**TASK INSTRUCTIONS**
Write out the material exactly, with the pictures left out.

[Part of a data file]
'''

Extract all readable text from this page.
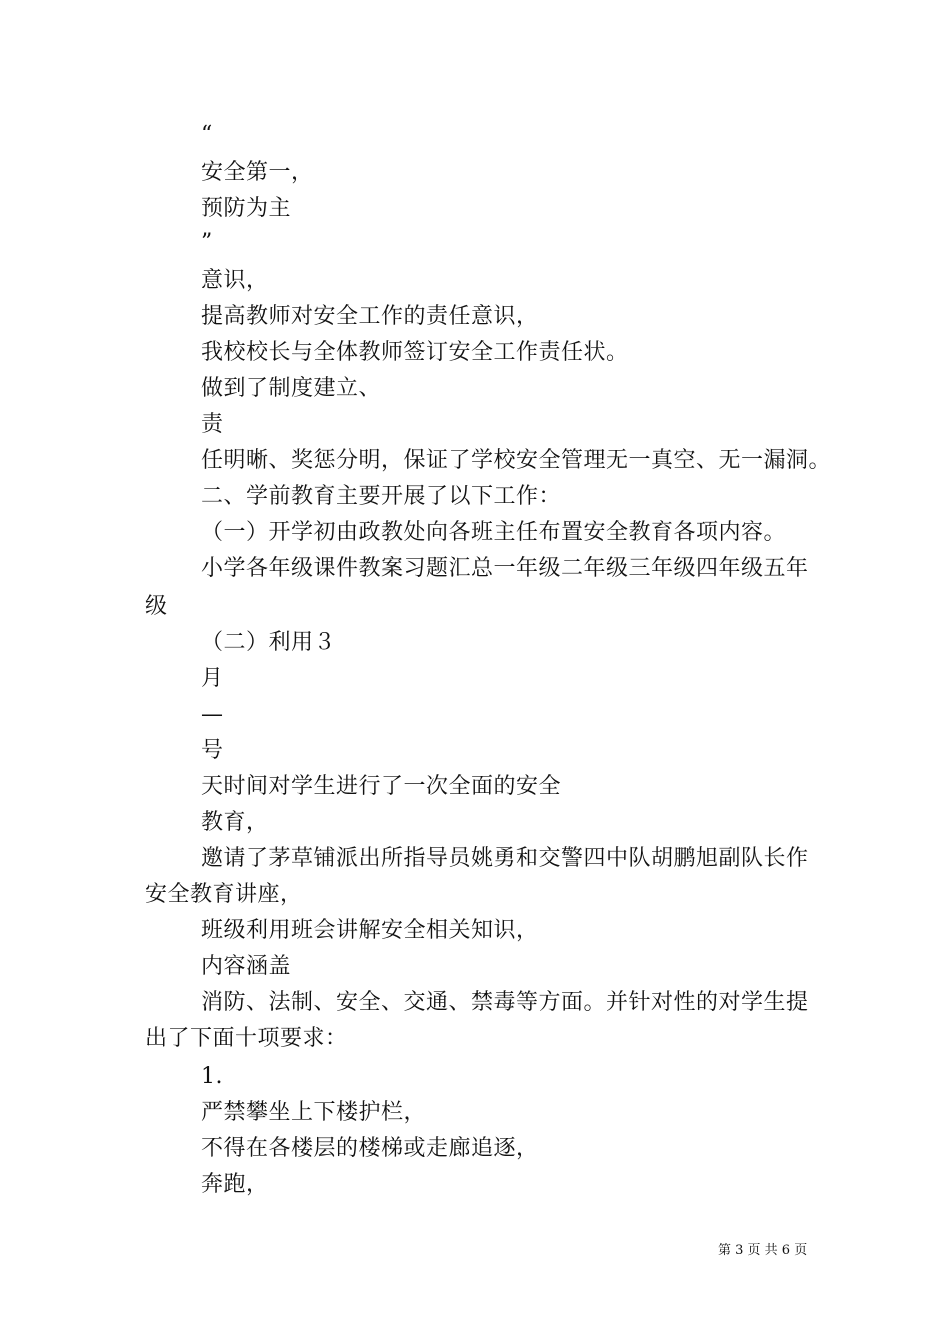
“
安全第一，
预防为主
”
意识，
提高教师对安全工作的责任意识，
我校校长与全体教师签订安全工作责任状。
做到了制度建立、
责
任明晰、奖惩分明，保证了学校安全管理无一真空、无一漏洞。
二、学前教育主要开展了以下工作：
（一）开学初由政教处向各班主任布置安全教育各项内容。
小学各年级课件教案习题汇总一年级二年级三年级四年级五年
级
（二）利用３
月
—
号
天时间对学生进行了一次全面的安全
教育，
邀请了茅草铺派出所指导员姚勇和交警四中队胡鹏旭副队长作
安全教育讲座，
班级利用班会讲解安全相关知识，
内容涵盖
消防、法制、安全、交通、禁毒等方面。并针对性的对学生提
出了下面十项要求：
1.
严禁攀坐上下楼护栏，
不得在各楼层的楼梯或走廊追逐，
奔跑，
第 3 页 共 6 页
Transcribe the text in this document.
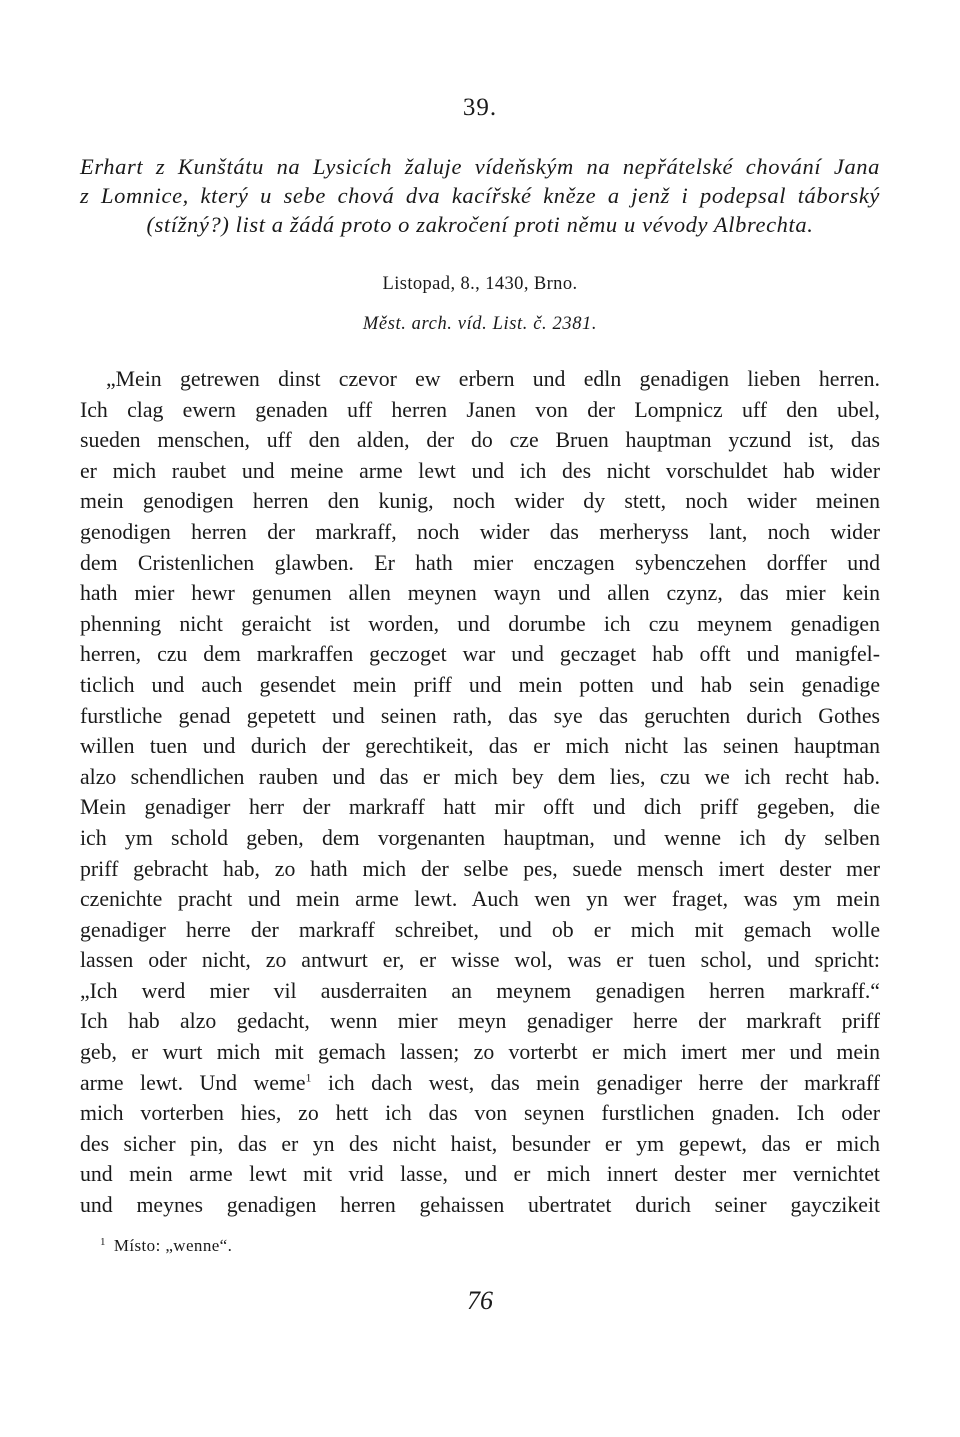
39.
Erhart z Kunštátu na Lysicích žaluje vídeňským na nepřátelské chování Jana
z Lomnice, který u sebe chová dva kacířské kněze a jenž i podepsal táborský
(stížný?) list a žádá proto o zakročení proti němu u vévody Albrechta.
Listopad, 8., 1430, Brno.
Měst. arch. víd. List. č. 2381.
„Mein getrewen dinst czevor ew erbern und edln genadigen lieben herren.
Ich clag ewern genaden uff herren Janen von der Lompnicz uff den ubel,
sueden menschen, uff den alden, der do cze Bruen hauptman yczund ist, das
er mich raubet und meine arme lewt und ich des nicht vorschuldet hab wider
mein genodigen herren den kunig, noch wider dy stett, noch wider meinen
genodigen herren der markraff, noch wider das merheryss lant, noch wider
dem Cristenlichen glawben. Er hath mier enczagen sybenczehen dorffer und
hath mier hewr genumen allen meynen wayn und allen czynz, das mier kein
phenning nicht geraicht ist worden, und dorumbe ich czu meynem genadigen
herren, czu dem markraffen geczoget war und geczaget hab offt und manigfel-
ticlich und auch gesendet mein priff und mein potten und hab sein genadige
furstliche genad gepetett und seinen rath, das sye das geruchten durich Gothes
willen tuen und durich der gerechtikeit, das er mich nicht las seinen hauptman
alzo schendlichen rauben und das er mich bey dem lies, czu we ich recht hab.
Mein genadiger herr der markraff hatt mir offt und dich priff gegeben, die
ich ym schold geben, dem vorgenanten hauptman, und wenne ich dy selben
priff gebracht hab, zo hath mich der selbe pes, suede mensch imert dester mer
czenichte pracht und mein arme lewt. Auch wen yn wer fraget, was ym mein
genadiger herre der markraff schreibet, und ob er mich mit gemach wolle
lassen oder nicht, zo antwurt er, er wisse wol, was er tuen schol, und spricht:
„Ich werd mier vil ausderraiten an meynem genadigen herren markraff.“
Ich hab alzo gedacht, wenn mier meyn genadiger herre der markraft priff
geb, er wurt mich mit gemach lassen; zo vorterbt er mich imert mer und mein
arme lewt. Und weme$^1$ ich dach west, das mein genadiger herre der markraff
mich vorterben hies, zo hett ich das von seynen furstlichen gnaden. Ich oder
des sicher pin, das er yn des nicht haist, besunder er ym gepewt, das er mich
und mein arme lewt mit vrid lasse, und er mich innert dester mer vernichtet
und meynes genadigen herren gehaissen ubertratet durich seiner gayczikeit
$^1$ Místo: „wenne“.
76
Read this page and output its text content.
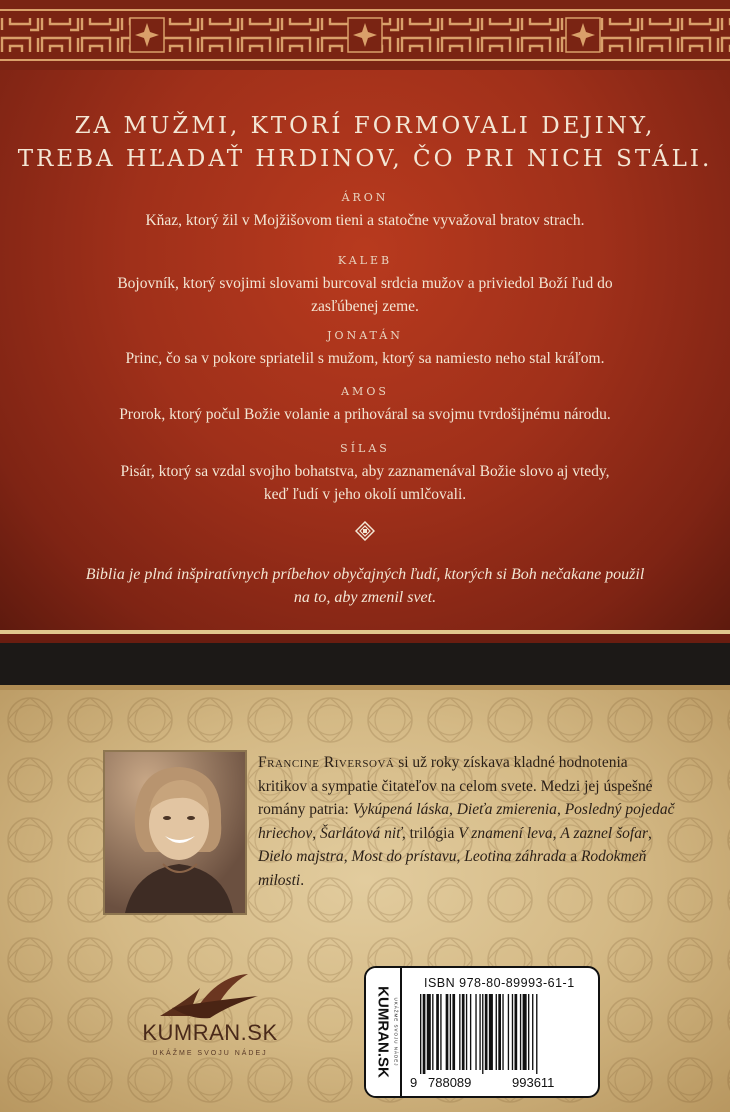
ZA MUŽMI, KTORÍ FORMOVALI DEJINY,
TREBA HĽADAŤ HRDINOV, ČO PRI NICH STÁLI.
ÁRON
Kňaz, ktorý žil v Mojžišovom tieni a statočne vyvažoval bratov strach.
KALEB
Bojovník, ktorý svojimi slovami burcoval srdcia mužov a priviedol Boží ľud do zasľúbenej zeme.
JONATÁN
Princ, čo sa v pokore spriatelil s mužom, ktorý sa namiesto neho stal kráľom.
AMOS
Prorok, ktorý počul Božie volanie a prihováral sa svojmu tvrdošijnému národu.
SÍLAS
Pisár, ktorý sa vzdal svojho bohatstva, aby zaznamenával Božie slovo aj vtedy, keď ľudí v jeho okolí umlčovali.
Biblia je plná inšpiratívnych príbehov obyčajných ľudí, ktorých si Boh nečakane použil na to, aby zmenil svet.
Francine Riversová si už roky získava kladné hodnotenia kritikov a sympatie čitateľov na celom svete. Medzi jej úspešné romány patria: Vykúpená láska, Dieťa zmierenia, Posledný pojedač hriechov, Šarlátová niť, trilógia V znamení leva, A zaznel šofar, Dielo majstra, Most do prístavu, Leotina záhrada a Rodokmeň milosti.
KUMRAN.SK
UKÁŽME SVOJU NÁDEJ	KUMRAN.SK UKÁŽME SVOJU NÁDEJ
ISBN 978-80-89993-61-1
9 788089	993611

'''

**SOLUTION FOR THIS PROBLEM**
Extract all readable text from this page.
“
安全第一，
预防为主
”
意识，
提高教师对安全工作的责任意识，
我校校长与全体教师签订安全工作责任状。
做到了制度建立、
责
任明晰、奖惩分明，保证了学校安全管理无一真空、无一漏洞。
二、学前教育主要开展了以下工作：
（一）开学初由政教处向各班主任布置安全教育各项内容。
小学各年级课件教案习题汇总一年级二年级三年级四年级五年
级
（二）利用３
月
—
号
天时间对学生进行了一次全面的安全
教育，
邀请了茅草铺派出所指导员姚勇和交警四中队胡鹏旭副队长作
安全教育讲座，
班级利用班会讲解安全相关知识，
内容涵盖
消防、法制、安全、交通、禁毒等方面。并针对性的对学生提
出了下面十项要求：
1.
严禁攀坐上下楼护栏，
不得在各楼层的楼梯或走廊追逐，
奔跑，
第 3 页 共 6 页
Transcribe the text in this document.
39.
Erhart z Kunštátu na Lysicích žaluje vídeňským na nepřátelské chování Jana
z Lomnice, který u sebe chová dva kacířské kněze a jenž i podepsal táborský
(stížný?) list a žádá proto o zakročení proti němu u vévody Albrechta.
Listopad, 8., 1430, Brno.
Měst. arch. víd. List. č. 2381.
„Mein getrewen dinst czevor ew erbern und edln genadigen lieben herren.
Ich clag ewern genaden uff herren Janen von der Lompnicz uff den ubel,
sueden menschen, uff den alden, der do cze Bruen hauptman yczund ist, das
er mich raubet und meine arme lewt und ich des nicht vorschuldet hab wider
mein genodigen herren den kunig, noch wider dy stett, noch wider meinen
genodigen herren der markraff, noch wider das merheryss lant, noch wider
dem Cristenlichen glawben. Er hath mier enczagen sybenczehen dorffer und
hath mier hewr genumen allen meynen wayn und allen czynz, das mier kein
phenning nicht geraicht ist worden, und dorumbe ich czu meynem genadigen
herren, czu dem markraffen geczoget war und geczaget hab offt und manigfel-
ticlich und auch gesendet mein priff und mein potten und hab sein genadige
furstliche genad gepetett und seinen rath, das sye das geruchten durich Gothes
willen tuen und durich der gerechtikeit, das er mich nicht las seinen hauptman
alzo schendlichen rauben und das er mich bey dem lies, czu we ich recht hab.
Mein genadiger herr der markraff hatt mir offt und dich priff gegeben, die
ich ym schold geben, dem vorgenanten hauptman, und wenne ich dy selben
priff gebracht hab, zo hath mich der selbe pes, suede mensch imert dester mer
czenichte pracht und mein arme lewt. Auch wen yn wer fraget, was ym mein
genadiger herre der markraff schreibet, und ob er mich mit gemach wolle
lassen oder nicht, zo antwurt er, er wisse wol, was er tuen schol, und spricht:
„Ich werd mier vil ausderraiten an meynem genadigen herren markraff.“
Ich hab alzo gedacht, wenn mier meyn genadiger herre der markraft priff
geb, er wurt mich mit gemach lassen; zo vorterbt er mich imert mer und mein
arme lewt. Und weme$^1$ ich dach west, das mein genadiger herre der markraff
mich vorterben hies, zo hett ich das von seynen furstlichen gnaden. Ich oder
des sicher pin, das er yn des nicht haist, besunder er ym gepewt, das er mich
und mein arme lewt mit vrid lasse, und er mich innert dester mer vernichtet
und meynes genadigen herren gehaissen ubertratet durich seiner gayczikeit
$^1$ Místo: „wenne“.
76
Read this page and output its text content.
ZA MUŽMI, KTORÍ FORMOVALI DEJINY,
TREBA HĽADAŤ HRDINOV, ČO PRI NICH STÁLI.
ÁRON
Kňaz, ktorý žil v Mojžišovom tieni a statočne vyvažoval bratov strach.
KALEB
Bojovník, ktorý svojimi slovami burcoval srdcia mužov a priviedol Boží ľud do zasľúbenej zeme.
JONATÁN
Princ, čo sa v pokore spriatelil s mužom, ktorý sa namiesto neho stal kráľom.
AMOS
Prorok, ktorý počul Božie volanie a prihováral sa svojmu tvrdošijnému národu.
SÍLAS
Pisár, ktorý sa vzdal svojho bohatstva, aby zaznamenával Božie slovo aj vtedy, keď ľudí v jeho okolí umlčovali.
Biblia je plná inšpiratívnych príbehov obyčajných ľudí, ktorých si Boh nečakane použil na to, aby zmenil svet.
Francine Riversová si už roky získava kladné hodnotenia kritikov a sympatie čitateľov na celom svete. Medzi jej úspešné romány patria: Vykúpená láska, Dieťa zmierenia, Posledný pojedač hriechov, Šarlátová niť, trilógia V znamení leva, A zaznel šofar, Dielo majstra, Most do prístavu, Leotina záhrada a Rodokmeň milosti.
KUMRAN.SK
UKÁŽME SVOJU NÁDEJ	KUMRAN.SK UKÁŽME SVOJU NÁDEJ
ISBN 978-80-89993-61-1
9 788089	993611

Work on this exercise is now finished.